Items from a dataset
******

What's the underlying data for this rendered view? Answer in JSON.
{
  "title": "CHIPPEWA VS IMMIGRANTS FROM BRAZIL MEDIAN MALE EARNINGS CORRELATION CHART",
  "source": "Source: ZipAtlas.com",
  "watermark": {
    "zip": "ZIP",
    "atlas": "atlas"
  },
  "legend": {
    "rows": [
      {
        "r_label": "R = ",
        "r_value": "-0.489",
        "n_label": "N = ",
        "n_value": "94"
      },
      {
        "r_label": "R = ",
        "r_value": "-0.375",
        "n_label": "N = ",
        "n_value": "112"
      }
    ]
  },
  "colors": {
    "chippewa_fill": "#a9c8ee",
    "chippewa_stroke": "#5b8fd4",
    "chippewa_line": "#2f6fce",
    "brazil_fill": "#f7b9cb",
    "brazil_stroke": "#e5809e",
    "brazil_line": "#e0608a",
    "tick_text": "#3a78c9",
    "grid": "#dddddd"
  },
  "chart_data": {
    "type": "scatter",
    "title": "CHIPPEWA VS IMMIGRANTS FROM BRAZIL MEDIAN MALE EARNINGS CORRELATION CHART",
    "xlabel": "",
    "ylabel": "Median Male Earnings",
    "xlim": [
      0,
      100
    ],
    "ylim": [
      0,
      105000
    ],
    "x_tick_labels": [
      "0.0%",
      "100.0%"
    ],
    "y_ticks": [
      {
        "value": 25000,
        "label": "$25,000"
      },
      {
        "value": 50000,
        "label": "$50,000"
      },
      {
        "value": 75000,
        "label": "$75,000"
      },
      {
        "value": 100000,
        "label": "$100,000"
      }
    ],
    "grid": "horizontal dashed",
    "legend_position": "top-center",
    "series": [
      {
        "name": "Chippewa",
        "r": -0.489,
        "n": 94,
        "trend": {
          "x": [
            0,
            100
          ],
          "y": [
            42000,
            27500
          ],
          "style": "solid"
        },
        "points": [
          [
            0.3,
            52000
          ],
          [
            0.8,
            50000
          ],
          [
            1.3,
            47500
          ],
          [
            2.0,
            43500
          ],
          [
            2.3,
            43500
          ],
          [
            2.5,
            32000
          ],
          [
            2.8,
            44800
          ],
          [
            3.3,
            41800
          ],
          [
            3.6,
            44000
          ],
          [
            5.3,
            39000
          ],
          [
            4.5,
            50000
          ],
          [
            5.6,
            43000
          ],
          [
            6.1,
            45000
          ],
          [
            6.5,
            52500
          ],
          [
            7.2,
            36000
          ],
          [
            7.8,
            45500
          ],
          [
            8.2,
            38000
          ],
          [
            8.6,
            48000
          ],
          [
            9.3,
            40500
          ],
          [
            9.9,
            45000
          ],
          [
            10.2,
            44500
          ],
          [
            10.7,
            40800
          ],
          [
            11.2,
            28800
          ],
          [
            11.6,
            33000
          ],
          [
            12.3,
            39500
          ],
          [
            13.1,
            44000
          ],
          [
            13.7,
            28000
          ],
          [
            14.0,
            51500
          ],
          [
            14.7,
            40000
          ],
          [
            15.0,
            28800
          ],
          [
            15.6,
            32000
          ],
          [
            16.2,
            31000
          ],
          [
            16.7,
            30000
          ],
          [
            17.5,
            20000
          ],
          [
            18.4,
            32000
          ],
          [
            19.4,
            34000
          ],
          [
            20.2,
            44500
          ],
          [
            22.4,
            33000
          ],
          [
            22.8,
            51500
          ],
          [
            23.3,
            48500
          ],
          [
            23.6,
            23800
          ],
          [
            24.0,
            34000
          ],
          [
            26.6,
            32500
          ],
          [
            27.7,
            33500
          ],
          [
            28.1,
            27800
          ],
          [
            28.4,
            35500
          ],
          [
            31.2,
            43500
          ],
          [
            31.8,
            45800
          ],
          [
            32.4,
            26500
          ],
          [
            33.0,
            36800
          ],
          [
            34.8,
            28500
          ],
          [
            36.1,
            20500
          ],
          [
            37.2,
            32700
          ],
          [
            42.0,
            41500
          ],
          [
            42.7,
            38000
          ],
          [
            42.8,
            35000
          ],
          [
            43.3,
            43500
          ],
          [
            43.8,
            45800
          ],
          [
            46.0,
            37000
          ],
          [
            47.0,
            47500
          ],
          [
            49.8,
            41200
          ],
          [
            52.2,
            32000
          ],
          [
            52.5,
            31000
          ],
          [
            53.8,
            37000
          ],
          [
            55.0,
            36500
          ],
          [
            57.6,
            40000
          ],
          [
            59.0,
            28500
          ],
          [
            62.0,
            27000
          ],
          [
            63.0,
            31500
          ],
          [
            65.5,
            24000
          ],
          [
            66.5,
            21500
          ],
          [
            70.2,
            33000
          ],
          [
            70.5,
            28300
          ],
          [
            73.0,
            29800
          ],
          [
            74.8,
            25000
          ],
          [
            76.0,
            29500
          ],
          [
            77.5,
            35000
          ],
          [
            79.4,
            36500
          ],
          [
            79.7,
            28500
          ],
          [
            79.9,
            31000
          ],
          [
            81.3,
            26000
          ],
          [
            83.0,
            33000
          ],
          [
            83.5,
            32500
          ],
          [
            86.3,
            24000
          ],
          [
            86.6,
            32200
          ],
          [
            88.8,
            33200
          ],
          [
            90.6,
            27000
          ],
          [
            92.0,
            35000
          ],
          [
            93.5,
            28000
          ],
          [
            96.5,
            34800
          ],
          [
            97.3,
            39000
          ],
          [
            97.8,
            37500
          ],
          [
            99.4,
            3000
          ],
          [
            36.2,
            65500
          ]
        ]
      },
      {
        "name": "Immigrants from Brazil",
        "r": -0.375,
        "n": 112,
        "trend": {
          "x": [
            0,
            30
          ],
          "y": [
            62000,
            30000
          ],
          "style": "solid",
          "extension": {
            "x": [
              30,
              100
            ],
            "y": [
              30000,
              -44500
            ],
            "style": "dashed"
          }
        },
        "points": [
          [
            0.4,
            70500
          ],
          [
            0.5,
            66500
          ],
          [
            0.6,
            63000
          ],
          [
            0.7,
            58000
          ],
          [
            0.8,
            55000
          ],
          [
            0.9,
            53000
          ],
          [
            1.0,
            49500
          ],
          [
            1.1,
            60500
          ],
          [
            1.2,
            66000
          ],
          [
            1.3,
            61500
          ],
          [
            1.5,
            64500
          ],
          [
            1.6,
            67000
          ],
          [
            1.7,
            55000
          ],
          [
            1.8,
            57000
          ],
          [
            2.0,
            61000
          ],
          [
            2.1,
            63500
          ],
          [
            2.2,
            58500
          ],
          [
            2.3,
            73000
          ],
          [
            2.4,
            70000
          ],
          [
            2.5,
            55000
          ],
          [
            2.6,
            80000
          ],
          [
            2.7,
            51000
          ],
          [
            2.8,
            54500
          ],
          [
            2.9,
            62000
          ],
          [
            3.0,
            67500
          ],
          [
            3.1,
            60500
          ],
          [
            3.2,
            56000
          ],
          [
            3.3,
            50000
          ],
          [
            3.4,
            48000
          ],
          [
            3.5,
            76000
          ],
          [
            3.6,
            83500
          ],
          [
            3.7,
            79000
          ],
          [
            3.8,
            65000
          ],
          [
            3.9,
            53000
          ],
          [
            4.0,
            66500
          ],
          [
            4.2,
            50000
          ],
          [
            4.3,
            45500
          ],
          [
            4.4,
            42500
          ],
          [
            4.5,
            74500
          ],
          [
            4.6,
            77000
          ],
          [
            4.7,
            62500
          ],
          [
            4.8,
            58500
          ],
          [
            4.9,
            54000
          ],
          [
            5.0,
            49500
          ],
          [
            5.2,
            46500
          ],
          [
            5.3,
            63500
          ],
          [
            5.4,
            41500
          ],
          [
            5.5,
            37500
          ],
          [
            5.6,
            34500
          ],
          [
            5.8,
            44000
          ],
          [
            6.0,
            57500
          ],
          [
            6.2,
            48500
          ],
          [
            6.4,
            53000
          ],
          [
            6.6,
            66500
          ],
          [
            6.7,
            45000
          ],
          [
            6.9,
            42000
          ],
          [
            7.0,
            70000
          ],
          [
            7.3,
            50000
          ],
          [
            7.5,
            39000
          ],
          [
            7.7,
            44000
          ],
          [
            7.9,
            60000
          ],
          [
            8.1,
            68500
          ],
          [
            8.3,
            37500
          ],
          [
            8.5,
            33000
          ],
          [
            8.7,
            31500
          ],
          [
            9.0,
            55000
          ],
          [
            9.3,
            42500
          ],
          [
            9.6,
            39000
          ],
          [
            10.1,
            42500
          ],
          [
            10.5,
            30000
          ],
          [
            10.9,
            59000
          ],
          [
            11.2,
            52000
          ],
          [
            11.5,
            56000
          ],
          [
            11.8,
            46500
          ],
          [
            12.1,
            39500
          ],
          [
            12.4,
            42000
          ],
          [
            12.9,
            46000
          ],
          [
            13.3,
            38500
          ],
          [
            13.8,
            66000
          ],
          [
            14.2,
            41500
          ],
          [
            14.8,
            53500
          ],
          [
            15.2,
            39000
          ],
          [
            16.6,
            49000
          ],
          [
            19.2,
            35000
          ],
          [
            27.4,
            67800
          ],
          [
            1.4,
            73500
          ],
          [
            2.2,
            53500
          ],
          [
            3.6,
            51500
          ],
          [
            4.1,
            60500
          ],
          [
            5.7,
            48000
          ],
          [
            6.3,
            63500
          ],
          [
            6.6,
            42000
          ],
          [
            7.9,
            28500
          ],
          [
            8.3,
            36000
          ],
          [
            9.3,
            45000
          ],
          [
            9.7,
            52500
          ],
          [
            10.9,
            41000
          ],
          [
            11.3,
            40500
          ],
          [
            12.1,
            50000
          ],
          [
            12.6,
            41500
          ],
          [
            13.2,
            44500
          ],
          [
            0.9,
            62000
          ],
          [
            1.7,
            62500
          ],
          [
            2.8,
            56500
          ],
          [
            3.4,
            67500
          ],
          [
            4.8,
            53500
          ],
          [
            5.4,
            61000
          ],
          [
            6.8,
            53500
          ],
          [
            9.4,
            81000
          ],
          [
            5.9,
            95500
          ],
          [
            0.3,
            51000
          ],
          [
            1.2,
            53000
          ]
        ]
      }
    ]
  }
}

******

Direction
Each line above that holds the string "style" should be copied and shown.

Solution to the exercise
          "style": "solid"
          "style": "solid",
            "style": "dashed"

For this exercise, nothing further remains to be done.